■ **TASK REQUIREMENTS**:
A. Copy the lines of the records verbatim, starting at the line containing "Patent image size: (1435, 1097)." and ending at the line containing "The ground engaging".
B. Continue the comment thread about running Solaris on Intel versus Linux from the point where it stops.

■ **PROVIDED PASSAGE**:
•••••

Moral, I think: the tradeoff is predictability vs. performance. I don't trust random linux configs to perform as well as they should; I trust Solaris x86 to work properly with the hardware Sun's certified. What one chooses depends on how much time one has to test, etc, I think.
#Comment made: 2002-02-21 05:33:18+00 by:
ebradway
Does Sun actually certify Solaris on particular hardware?
Mike Kite (mkite@smallternative.com) has done more with Solaris on Intel than anyone I know. His general impression is that it is slow and, compared to Linux, there isn't much hardware available.
At the same time, Mike H. at HTS has been running Red Hat Linux on a Sparc for a production server for quite some time. Why the heck are you bothering with Solaris on Intel? Is there actually something on Solaris that isn't supported under Linux?
#Comment made: 2002-02-21 05:33:19+00 by:
pharm
Some companies will want Solaris on Intel. In passing, istr reading
somewhere that Sun is going to abandon Solaris on Intel altogether.
Don't have an authoritative source for that though.
#Comment made: 2002-02-21 05:33:19+00 by:
Dan Lyke
The nominal reasons are "better" threads and large file support.
Yeah, threads aren't processes, but they still crash the hell out of some of the profiling tools and make the debuggers hard to use, aaaand, I'm not sure that the large file support really is any better, just "officially supported" for one of the packages we're using. But this project is one string of "that's not the way I would've done it"s, so one more weirdness is just one more weirdness.

•••••

Collection entries

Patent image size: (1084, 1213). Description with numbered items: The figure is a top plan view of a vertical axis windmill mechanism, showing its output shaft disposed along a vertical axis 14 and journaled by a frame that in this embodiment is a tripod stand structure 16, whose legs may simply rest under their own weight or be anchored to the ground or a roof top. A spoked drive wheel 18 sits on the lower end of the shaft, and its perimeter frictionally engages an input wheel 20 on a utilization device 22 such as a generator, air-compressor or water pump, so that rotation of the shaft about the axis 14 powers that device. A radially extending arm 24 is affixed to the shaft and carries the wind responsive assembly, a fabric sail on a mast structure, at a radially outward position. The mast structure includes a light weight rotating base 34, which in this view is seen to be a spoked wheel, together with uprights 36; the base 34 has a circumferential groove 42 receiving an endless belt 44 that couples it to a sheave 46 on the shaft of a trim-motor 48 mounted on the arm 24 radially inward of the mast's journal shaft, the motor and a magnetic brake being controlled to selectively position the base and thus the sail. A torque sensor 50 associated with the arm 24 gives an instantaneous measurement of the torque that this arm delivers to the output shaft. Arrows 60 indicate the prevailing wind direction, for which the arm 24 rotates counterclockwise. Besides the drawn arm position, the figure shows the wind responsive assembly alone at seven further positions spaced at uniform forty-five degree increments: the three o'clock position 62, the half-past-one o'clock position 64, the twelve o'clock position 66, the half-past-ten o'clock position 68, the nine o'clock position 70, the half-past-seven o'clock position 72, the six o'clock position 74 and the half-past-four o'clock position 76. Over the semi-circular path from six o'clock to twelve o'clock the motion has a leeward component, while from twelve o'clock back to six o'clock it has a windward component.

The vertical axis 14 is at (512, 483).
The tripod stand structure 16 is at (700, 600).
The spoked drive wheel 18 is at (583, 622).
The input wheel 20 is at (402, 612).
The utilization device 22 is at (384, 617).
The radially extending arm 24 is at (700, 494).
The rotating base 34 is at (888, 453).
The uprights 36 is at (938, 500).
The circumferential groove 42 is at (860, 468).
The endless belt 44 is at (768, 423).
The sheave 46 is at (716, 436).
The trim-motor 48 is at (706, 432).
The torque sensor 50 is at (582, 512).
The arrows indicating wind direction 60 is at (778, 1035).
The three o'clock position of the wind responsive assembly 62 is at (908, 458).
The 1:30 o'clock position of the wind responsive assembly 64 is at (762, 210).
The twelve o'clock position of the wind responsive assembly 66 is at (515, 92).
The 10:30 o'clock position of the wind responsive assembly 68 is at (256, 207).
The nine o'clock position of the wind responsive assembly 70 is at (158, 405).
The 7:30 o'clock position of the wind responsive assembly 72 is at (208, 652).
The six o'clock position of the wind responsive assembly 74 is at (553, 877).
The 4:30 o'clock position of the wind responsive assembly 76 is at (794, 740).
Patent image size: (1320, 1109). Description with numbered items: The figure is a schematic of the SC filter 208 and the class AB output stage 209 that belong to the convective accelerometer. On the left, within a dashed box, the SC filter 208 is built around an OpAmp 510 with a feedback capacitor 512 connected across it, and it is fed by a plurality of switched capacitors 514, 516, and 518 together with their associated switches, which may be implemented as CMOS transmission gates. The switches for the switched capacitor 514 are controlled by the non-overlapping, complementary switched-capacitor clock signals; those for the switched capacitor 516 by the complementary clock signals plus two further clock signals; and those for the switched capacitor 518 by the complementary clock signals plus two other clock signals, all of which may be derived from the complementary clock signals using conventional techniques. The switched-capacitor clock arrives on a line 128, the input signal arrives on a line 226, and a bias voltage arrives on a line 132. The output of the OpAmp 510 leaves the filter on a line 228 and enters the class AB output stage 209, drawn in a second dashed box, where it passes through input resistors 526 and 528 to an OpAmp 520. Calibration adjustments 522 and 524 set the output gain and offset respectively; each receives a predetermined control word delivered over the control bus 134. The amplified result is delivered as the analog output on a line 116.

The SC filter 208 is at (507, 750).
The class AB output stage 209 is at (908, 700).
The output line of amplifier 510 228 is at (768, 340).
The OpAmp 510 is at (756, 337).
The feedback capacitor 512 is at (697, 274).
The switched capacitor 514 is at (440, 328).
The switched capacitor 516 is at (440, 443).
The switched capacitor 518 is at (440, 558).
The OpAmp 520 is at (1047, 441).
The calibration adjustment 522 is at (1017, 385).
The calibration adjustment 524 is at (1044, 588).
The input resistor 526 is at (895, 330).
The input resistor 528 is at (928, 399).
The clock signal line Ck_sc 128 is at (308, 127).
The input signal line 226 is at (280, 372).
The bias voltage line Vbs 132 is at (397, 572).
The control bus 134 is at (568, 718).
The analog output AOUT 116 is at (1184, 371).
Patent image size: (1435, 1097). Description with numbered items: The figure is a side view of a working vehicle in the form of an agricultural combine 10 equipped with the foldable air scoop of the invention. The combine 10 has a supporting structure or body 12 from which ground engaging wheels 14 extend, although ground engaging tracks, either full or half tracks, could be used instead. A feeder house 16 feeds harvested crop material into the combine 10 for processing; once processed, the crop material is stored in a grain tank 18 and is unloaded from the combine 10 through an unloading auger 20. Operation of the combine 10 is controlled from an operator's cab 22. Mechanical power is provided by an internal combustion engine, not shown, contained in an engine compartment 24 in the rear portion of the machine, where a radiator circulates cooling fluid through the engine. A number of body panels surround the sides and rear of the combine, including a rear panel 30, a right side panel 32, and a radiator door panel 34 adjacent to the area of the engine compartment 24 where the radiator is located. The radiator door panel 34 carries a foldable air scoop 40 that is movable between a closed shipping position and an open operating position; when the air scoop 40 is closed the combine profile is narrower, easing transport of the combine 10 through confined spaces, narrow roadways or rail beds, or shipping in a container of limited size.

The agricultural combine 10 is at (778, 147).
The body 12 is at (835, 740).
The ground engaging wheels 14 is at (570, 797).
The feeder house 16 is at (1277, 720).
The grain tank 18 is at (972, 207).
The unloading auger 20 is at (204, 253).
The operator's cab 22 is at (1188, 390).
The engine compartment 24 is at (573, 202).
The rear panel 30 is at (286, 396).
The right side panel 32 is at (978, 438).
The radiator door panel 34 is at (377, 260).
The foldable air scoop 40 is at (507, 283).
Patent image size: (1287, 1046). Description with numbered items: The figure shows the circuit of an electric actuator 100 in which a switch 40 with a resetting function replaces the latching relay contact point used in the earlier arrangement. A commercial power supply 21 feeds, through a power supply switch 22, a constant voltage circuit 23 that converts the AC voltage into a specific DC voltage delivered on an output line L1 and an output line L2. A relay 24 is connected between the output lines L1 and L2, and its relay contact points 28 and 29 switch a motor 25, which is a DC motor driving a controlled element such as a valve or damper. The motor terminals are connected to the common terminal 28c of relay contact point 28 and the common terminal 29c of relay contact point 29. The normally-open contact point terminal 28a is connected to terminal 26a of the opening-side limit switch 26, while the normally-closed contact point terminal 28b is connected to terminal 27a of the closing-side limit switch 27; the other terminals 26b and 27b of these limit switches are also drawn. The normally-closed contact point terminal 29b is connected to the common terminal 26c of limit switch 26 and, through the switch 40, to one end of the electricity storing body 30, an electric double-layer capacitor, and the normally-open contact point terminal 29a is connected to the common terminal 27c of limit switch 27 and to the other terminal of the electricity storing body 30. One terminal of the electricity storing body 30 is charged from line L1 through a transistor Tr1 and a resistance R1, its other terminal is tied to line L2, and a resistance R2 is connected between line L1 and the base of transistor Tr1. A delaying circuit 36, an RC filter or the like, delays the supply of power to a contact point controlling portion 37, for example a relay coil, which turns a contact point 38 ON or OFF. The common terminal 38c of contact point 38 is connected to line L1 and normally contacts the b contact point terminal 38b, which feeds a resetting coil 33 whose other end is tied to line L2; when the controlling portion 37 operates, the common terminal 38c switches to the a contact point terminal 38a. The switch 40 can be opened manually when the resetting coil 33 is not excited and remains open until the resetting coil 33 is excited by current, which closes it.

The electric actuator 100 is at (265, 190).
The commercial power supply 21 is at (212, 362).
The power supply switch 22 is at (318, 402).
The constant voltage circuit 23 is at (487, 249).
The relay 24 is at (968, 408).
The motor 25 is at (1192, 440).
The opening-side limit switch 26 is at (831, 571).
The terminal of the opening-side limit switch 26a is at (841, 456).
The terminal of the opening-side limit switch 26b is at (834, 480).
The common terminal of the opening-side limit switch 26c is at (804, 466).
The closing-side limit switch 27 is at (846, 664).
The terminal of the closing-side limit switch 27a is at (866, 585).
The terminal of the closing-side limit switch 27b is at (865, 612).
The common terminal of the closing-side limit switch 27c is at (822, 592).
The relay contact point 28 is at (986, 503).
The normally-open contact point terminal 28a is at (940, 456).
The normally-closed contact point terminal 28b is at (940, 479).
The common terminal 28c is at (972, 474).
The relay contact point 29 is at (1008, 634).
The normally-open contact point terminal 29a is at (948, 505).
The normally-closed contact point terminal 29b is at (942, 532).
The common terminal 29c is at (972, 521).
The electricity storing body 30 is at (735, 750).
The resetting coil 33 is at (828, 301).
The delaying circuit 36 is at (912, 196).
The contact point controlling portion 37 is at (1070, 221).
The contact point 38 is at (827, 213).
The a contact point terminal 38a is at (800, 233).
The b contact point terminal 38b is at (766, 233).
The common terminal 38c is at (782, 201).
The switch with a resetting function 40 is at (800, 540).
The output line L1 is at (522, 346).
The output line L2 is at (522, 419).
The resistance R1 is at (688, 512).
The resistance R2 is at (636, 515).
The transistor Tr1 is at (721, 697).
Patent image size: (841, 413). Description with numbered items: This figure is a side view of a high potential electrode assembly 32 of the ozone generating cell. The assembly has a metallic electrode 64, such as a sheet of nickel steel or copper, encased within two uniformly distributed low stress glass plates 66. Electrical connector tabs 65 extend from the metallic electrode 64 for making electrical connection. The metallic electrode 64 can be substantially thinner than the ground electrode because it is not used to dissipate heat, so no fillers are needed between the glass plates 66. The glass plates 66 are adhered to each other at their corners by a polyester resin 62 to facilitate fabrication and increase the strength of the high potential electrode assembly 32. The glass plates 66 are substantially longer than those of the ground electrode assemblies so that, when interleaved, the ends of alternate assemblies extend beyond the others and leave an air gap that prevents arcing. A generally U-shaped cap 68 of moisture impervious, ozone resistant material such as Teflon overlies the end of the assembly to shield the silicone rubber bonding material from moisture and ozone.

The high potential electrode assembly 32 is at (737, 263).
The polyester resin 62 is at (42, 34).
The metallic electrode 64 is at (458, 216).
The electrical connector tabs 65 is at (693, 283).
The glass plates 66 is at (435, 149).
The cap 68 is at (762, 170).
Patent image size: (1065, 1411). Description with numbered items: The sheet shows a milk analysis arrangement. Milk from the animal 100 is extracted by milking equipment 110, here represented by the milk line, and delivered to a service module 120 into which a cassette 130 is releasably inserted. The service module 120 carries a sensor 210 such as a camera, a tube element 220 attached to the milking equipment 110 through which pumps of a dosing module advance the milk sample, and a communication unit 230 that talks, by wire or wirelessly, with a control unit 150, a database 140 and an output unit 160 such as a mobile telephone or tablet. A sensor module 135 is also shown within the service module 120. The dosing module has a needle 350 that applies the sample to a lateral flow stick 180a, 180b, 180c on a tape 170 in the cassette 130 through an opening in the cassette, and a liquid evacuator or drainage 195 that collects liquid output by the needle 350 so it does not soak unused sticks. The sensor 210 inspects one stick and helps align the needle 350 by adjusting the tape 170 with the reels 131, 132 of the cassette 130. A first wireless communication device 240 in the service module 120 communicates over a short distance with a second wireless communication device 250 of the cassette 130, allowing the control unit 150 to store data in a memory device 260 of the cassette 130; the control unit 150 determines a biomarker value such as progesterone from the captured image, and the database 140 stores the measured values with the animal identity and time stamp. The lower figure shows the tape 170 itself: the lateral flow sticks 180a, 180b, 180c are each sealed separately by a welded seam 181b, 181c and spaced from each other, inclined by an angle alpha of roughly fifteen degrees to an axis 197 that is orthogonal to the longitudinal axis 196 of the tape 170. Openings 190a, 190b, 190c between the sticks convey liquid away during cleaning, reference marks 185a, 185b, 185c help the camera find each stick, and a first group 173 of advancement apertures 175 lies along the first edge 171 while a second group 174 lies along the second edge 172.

•••••

■ **THE RESULTS**:
A.
Patent image size: (1435, 1097). Description with numbered items: The figure is a side view of a working vehicle in the form of an agricultural combine 10 equipped with the foldable air scoop of the invention. The combine 10 has a supporting structure or body 12 from which ground engaging wheels 14 extend, although ground engaging tracks, either full or half tracks, could be used instead. A feeder house 16 feeds harvested crop material into the combine 10 for processing; once processed, the crop material is stored in a grain tank 18 and is unloaded from the combine 10 through an unloading auger 20. Operation of the combine 10 is controlled from an operator's cab 22. Mechanical power is provided by an internal combustion engine, not shown, contained in an engine compartment 24 in the rear portion of the machine, where a radiator circulates cooling fluid through the engine. A number of body panels surround the sides and rear of the combine, including a rear panel 30, a right side panel 32, and a radiator door panel 34 adjacent to the area of the engine compartment 24 where the radiator is located. The radiator door panel 34 carries a foldable air scoop 40 that is movable between a closed shipping position and an open operating position; when the air scoop 40 is closed the combine profile is narrower, easing transport of the combine 10 through confined spaces, narrow roadways or rail beds, or shipping in a container of limited size.

The agricultural combine 10 is at (778, 147).
The body 12 is at (835, 740).
The ground engaging wheels 14 is at (570, 797).

B.
#Comment made: 2002-02-21 05:33:20+00 by:
Bryant
Yeah, Sun has a relatively short Hardware Compatability List. Definitely
not as much hardware available, but again, the tradeoff is that you know
the hardware is gonna work right.
As of a couple of years ago, network performance on Solaris x86 was
much better. Probably not true anymore, assuming you don't run into
network driver problems on the linux side.
#Comment made: 2002-02-21 05:33:25+00 by:
meuon
If you were to run this on a big Sun/Sparc box, I'd say you want Slowlaris
as the hardware support for the special hardware is worth it. For the $$
though, you can buy a LOT of Intel/AMD hardware and RAM and run Linux or BSD.
better. I am sure you'll have this code compiling and running on both well, just in case.
#Comment made: 2002-02-21 05:33:25+00 by:
ebradway
Dan said:
<quote>I'm not sure that the large file support really is any better, just "officially supported" for one of the packages we're using. </quote>
That answers that question. The big software vendors are a little slow at 'supporting' new versions of Linux. Last I heard, Sybase still isn't supporting the 2.4 kernel AT ALL, even for ASE 12.5. This means no real bigmem support or large file support - and for enterprise RDBMS this is a major issue. Of course, I was running Sybase ASE 11.0.3.3 (the free, unsupported version) on a box with a 2.4 kernel and 4GB of RAM. I never got to try large files though.